Stated exercise: Restate the complete material exactly.

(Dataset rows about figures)

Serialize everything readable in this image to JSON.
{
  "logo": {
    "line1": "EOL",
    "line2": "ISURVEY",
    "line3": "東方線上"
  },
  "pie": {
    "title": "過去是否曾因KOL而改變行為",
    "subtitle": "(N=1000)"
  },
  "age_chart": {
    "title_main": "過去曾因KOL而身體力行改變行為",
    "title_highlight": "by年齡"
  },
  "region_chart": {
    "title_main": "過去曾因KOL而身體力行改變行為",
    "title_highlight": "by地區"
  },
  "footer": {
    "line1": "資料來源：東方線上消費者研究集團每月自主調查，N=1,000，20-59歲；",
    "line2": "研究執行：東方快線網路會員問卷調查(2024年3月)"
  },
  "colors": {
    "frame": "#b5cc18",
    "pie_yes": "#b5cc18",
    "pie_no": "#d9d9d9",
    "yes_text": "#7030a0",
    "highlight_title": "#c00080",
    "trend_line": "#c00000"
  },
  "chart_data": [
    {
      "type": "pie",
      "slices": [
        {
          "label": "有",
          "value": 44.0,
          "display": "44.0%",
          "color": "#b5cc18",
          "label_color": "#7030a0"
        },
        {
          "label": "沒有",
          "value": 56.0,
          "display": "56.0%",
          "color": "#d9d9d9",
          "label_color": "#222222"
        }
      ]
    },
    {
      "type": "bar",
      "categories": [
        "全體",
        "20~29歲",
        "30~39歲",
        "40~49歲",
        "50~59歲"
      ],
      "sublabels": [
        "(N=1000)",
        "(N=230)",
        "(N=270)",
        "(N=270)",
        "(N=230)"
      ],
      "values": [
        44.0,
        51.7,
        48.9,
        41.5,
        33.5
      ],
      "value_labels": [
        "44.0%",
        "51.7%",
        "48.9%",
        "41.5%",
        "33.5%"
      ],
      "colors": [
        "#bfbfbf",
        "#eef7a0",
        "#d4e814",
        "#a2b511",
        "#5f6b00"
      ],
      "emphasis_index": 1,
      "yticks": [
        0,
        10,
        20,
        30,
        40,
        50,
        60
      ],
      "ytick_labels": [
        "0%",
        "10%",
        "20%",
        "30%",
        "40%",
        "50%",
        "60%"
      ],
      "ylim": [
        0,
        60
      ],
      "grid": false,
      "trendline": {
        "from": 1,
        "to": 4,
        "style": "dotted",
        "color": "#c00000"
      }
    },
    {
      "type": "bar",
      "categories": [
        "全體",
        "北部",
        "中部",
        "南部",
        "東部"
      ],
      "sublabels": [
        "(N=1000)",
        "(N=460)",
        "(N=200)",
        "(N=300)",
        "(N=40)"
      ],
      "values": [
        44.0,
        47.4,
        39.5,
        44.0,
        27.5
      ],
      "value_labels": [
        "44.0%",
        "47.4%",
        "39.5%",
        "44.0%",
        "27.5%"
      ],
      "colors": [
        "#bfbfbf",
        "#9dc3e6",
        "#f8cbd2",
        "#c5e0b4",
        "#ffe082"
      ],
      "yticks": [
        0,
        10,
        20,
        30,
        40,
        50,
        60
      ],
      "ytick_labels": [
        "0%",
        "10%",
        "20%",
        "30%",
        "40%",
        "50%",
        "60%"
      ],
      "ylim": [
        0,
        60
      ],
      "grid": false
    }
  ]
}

Solution to the exercise:
Serialize everything readable in this image to JSON.
{
  "logo": {
    "line1": "EOL",
    "line2": "ISURVEY",
    "line3": "東方線上"
  },
  "pie": {
    "title": "過去是否曾因KOL而改變行為",
    "subtitle": "(N=1000)"
  },
  "age_chart": {
    "title_main": "過去曾因KOL而身體力行改變行為",
    "title_highlight": "by年齡"
  },
  "region_chart": {
    "title_main": "過去曾因KOL而身體力行改變行為",
    "title_highlight": "by地區"
  },
  "footer": {
    "line1": "資料來源：東方線上消費者研究集團每月自主調查，N=1,000，20-59歲；",
    "line2": "研究執行：東方快線網路會員問卷調查(2024年3月)"
  },
  "colors": {
    "frame": "#b5cc18",
    "pie_yes": "#b5cc18",
    "pie_no": "#d9d9d9",
    "yes_text": "#7030a0",
    "highlight_title": "#c00080",
    "trend_line": "#c00000"
  },
  "chart_data": [
    {
      "type": "pie",
      "slices": [
        {
          "label": "有",
          "value": 44.0,
          "display": "44.0%",
          "color": "#b5cc18",
          "label_color": "#7030a0"
        },
        {
          "label": "沒有",
          "value": 56.0,
          "display": "56.0%",
          "color": "#d9d9d9",
          "label_color": "#222222"
        }
      ]
    },
    {
      "type": "bar",
      "categories": [
        "全體",
        "20~29歲",
        "30~39歲",
        "40~49歲",
        "50~59歲"
      ],
      "sublabels": [
        "(N=1000)",
        "(N=230)",
        "(N=270)",
        "(N=270)",
        "(N=230)"
      ],
      "values": [
        44.0,
        51.7,
        48.9,
        41.5,
        33.5
      ],
      "value_labels": [
        "44.0%",
        "51.7%",
        "48.9%",
        "41.5%",
        "33.5%"
      ],
      "colors": [
        "#bfbfbf",
        "#eef7a0",
        "#d4e814",
        "#a2b511",
        "#5f6b00"
      ],
      "emphasis_index": 1,
      "yticks": [
        0,
        10,
        20,
        30,
        40,
        50,
        60
      ],
      "ytick_labels": [
        "0%",
        "10%",
        "20%",
        "30%",
        "40%",
        "50%",
        "60%"
      ],
      "ylim": [
        0,
        60
      ],
      "grid": false,
      "trendline": {
        "from": 1,
        "to": 4,
        "style": "dotted",
        "color": "#c00000"
      }
    },
    {
      "type": "bar",
      "categories": [
        "全體",
        "北部",
        "中部",
        "南部",
        "東部"
      ],
      "sublabels": [
        "(N=1000)",
        "(N=460)",
        "(N=200)",
        "(N=300)",
        "(N=40)"
      ],
      "values": [
        44.0,
        47.4,
        39.5,
        44.0,
        27.5
      ],
      "value_labels": [
        "44.0%",
        "47.4%",
        "39.5%",
        "44.0%",
        "27.5%"
      ],
      "colors": [
        "#bfbfbf",
        "#9dc3e6",
        "#f8cbd2",
        "#c5e0b4",
        "#ffe082"
      ],
      "yticks": [
        0,
        10,
        20,
        30,
        40,
        50,
        60
      ],
      "ytick_labels": [
        "0%",
        "10%",
        "20%",
        "30%",
        "40%",
        "50%",
        "60%"
      ],
      "ylim": [
        0,
        60
      ],
      "grid": false
    }
  ]
}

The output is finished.